WRITTEN REQUEST:
Return the listing below unchanged, minus its pictures.

SOURCE RECORDS:
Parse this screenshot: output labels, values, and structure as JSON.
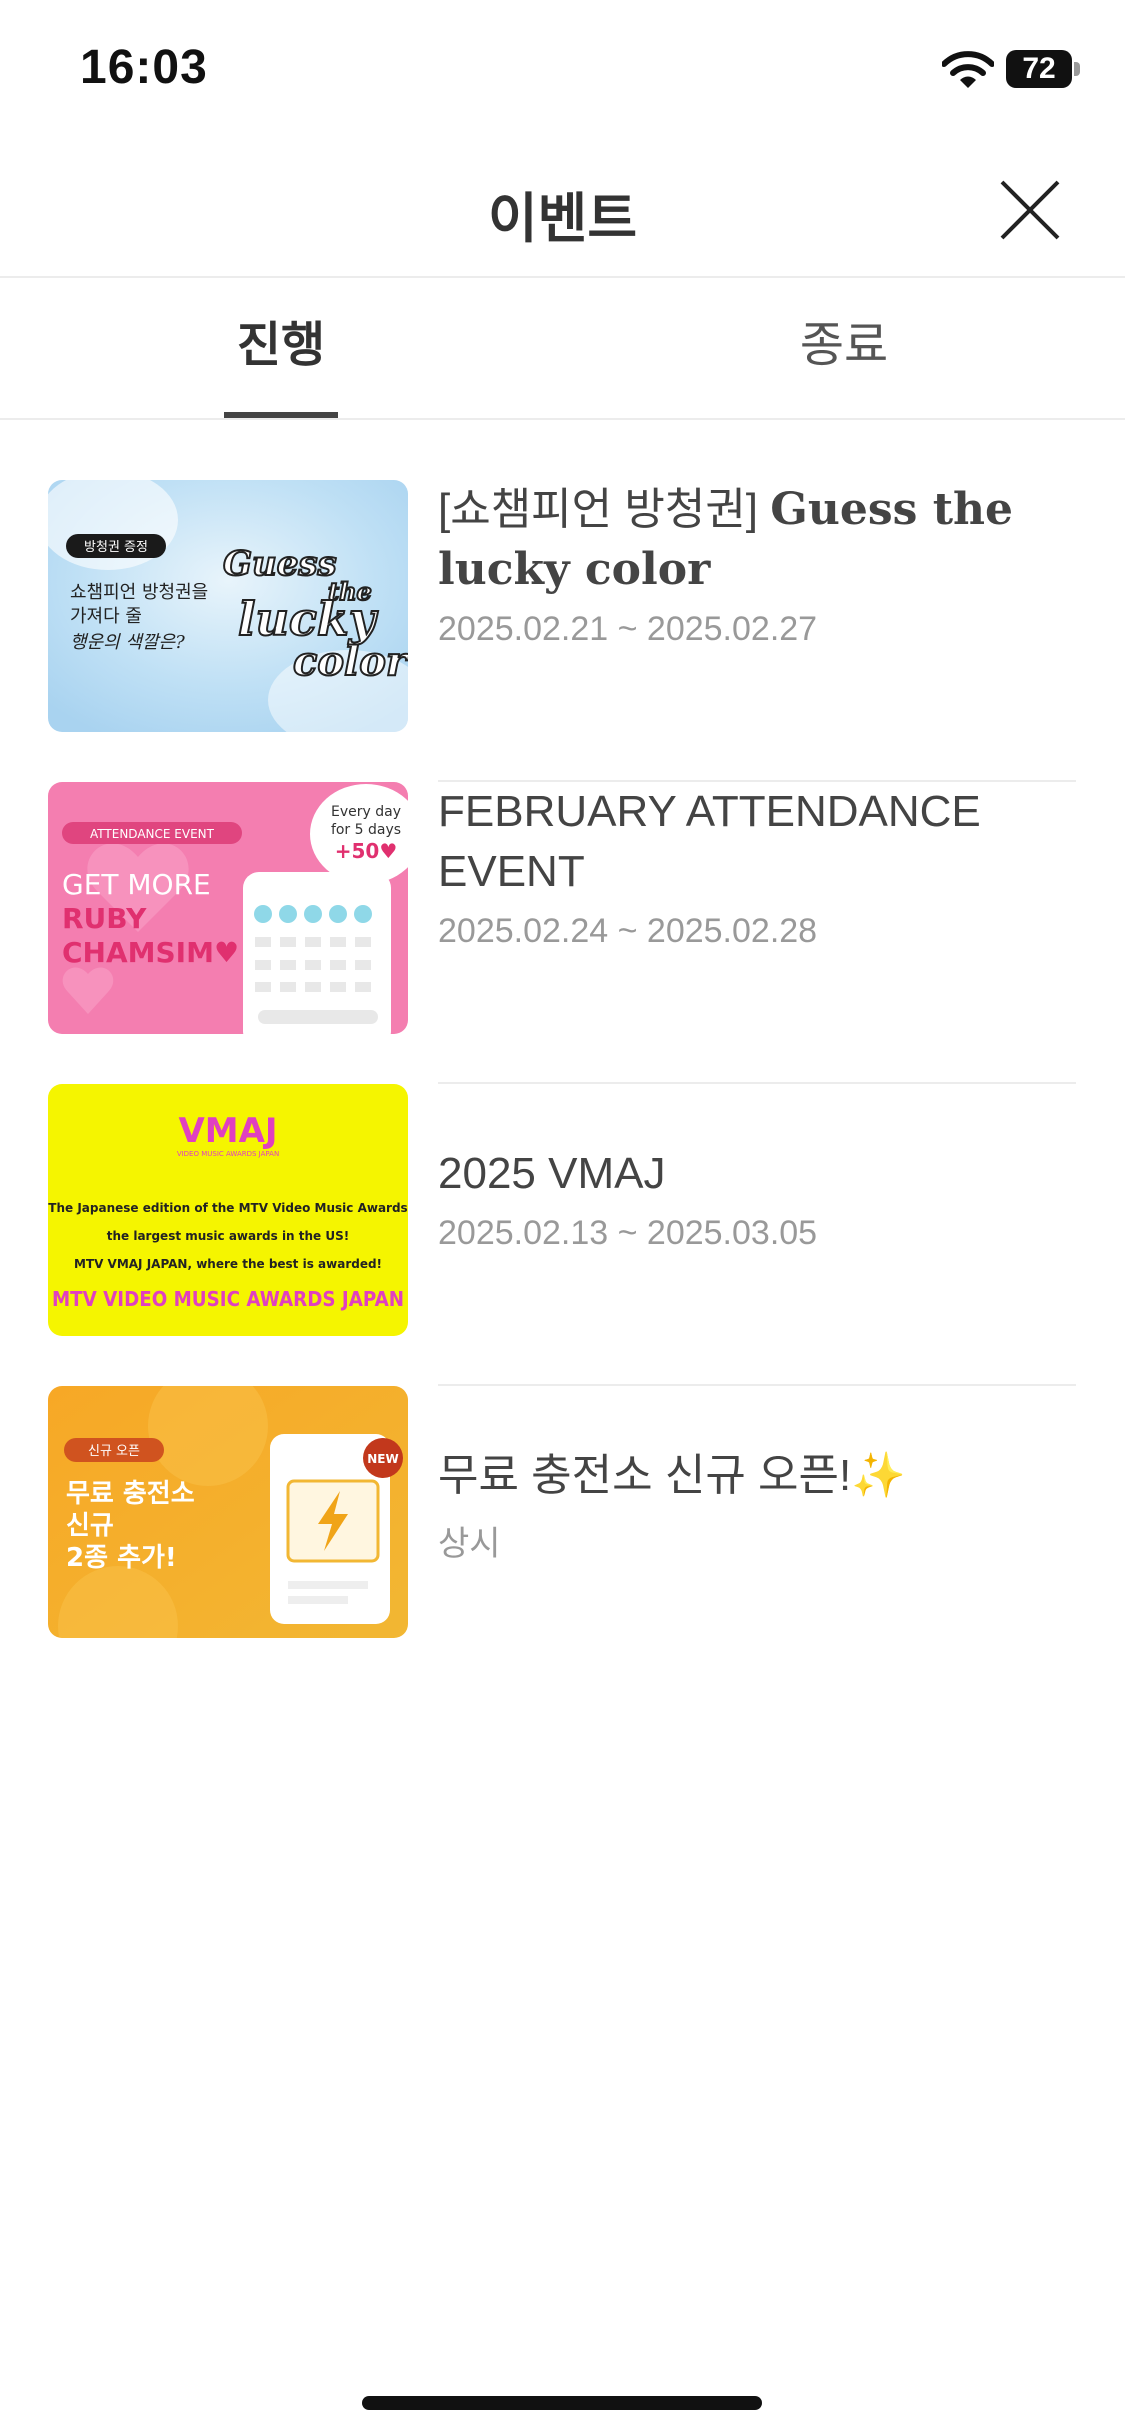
{
  "status": {
    "time": "16:03",
    "battery": "72"
  },
  "header": {
    "title": "이벤트"
  },
  "tabs": {
    "active": "진행",
    "inactive": "종료"
  },
  "events": [
    {
      "title_prefix": "[쇼챔피언 방청권] ",
      "title_serif": "Guess the lucky color",
      "date": "2025.02.21 ~ 2025.02.27",
      "thumb": {
        "badge": "방청권 증정",
        "line1": "쇼챔피언 방청권을",
        "line2": "가져다 줄",
        "line3": "행운의 색깔은?",
        "logo_line1": "Guess",
        "logo_line2": "the",
        "logo_line3": "lucky",
        "logo_line4": "color"
      }
    },
    {
      "title": "FEBRUARY ATTENDANCE EVENT",
      "date": "2025.02.24 ~ 2025.02.28",
      "thumb": {
        "badge": "ATTENDANCE EVENT",
        "line1": "GET MORE",
        "line2": "RUBY",
        "line3": "CHAMSIM♥",
        "bubble1": "Every day",
        "bubble2": "for 5 days",
        "bubble3": "+50♥"
      }
    },
    {
      "title": "2025 VMAJ",
      "date": "2025.02.13 ~ 2025.03.05",
      "thumb": {
        "logo": "VMAJ",
        "logo_sub": "VIDEO MUSIC AWARDS JAPAN",
        "line1": "The Japanese edition of the MTV Video Music Awards",
        "line2": "the largest music awards in the US!",
        "line3": "MTV VMAJ JAPAN, where the best is awarded!",
        "footer": "MTV VIDEO MUSIC AWARDS JAPAN"
      }
    },
    {
      "title": "무료 충전소 신규 오픈!",
      "title_emoji": "✨",
      "date": "상시",
      "thumb": {
        "badge": "신규 오픈",
        "line1": "무료 충전소",
        "line2": "신규",
        "line3": "2종 추가!",
        "new": "NEW"
      }
    }
  ],
  "colors": {
    "accent": "#444444",
    "divider": "#ececec",
    "date": "#999999",
    "vmaj_yellow": "#f5f500",
    "vmaj_pink": "#e040c0"
  }
}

RESPONSE:
Parse this screenshot: output labels, values, and structure as JSON.
{
  "status": {
    "time": "16:03",
    "battery": "72"
  },
  "header": {
    "title": "이벤트"
  },
  "tabs": {
    "active": "진행",
    "inactive": "종료"
  },
  "events": [
    {
      "title_prefix": "[쇼챔피언 방청권] ",
      "title_serif": "Guess the lucky color",
      "date": "2025.02.21 ~ 2025.02.27",
      "thumb": {
        "badge": "방청권 증정",
        "line1": "쇼챔피언 방청권을",
        "line2": "가져다 줄",
        "line3": "행운의 색깔은?",
        "logo_line1": "Guess",
        "logo_line2": "the",
        "logo_line3": "lucky",
        "logo_line4": "color"
      }
    },
    {
      "title": "FEBRUARY ATTENDANCE EVENT",
      "date": "2025.02.24 ~ 2025.02.28",
      "thumb": {
        "badge": "ATTENDANCE EVENT",
        "line1": "GET MORE",
        "line2": "RUBY",
        "line3": "CHAMSIM♥",
        "bubble1": "Every day",
        "bubble2": "for 5 days",
        "bubble3": "+50♥"
      }
    },
    {
      "title": "2025 VMAJ",
      "date": "2025.02.13 ~ 2025.03.05",
      "thumb": {
        "logo": "VMAJ",
        "logo_sub": "VIDEO MUSIC AWARDS JAPAN",
        "line1": "The Japanese edition of the MTV Video Music Awards",
        "line2": "the largest music awards in the US!",
        "line3": "MTV VMAJ JAPAN, where the best is awarded!",
        "footer": "MTV VIDEO MUSIC AWARDS JAPAN"
      }
    },
    {
      "title": "무료 충전소 신규 오픈!",
      "title_emoji": "✨",
      "date": "상시",
      "thumb": {
        "badge": "신규 오픈",
        "line1": "무료 충전소",
        "line2": "신규",
        "line3": "2종 추가!",
        "new": "NEW"
      }
    }
  ],
  "colors": {
    "accent": "#444444",
    "divider": "#ececec",
    "date": "#999999",
    "vmaj_yellow": "#f5f500",
    "vmaj_pink": "#e040c0"
  }
}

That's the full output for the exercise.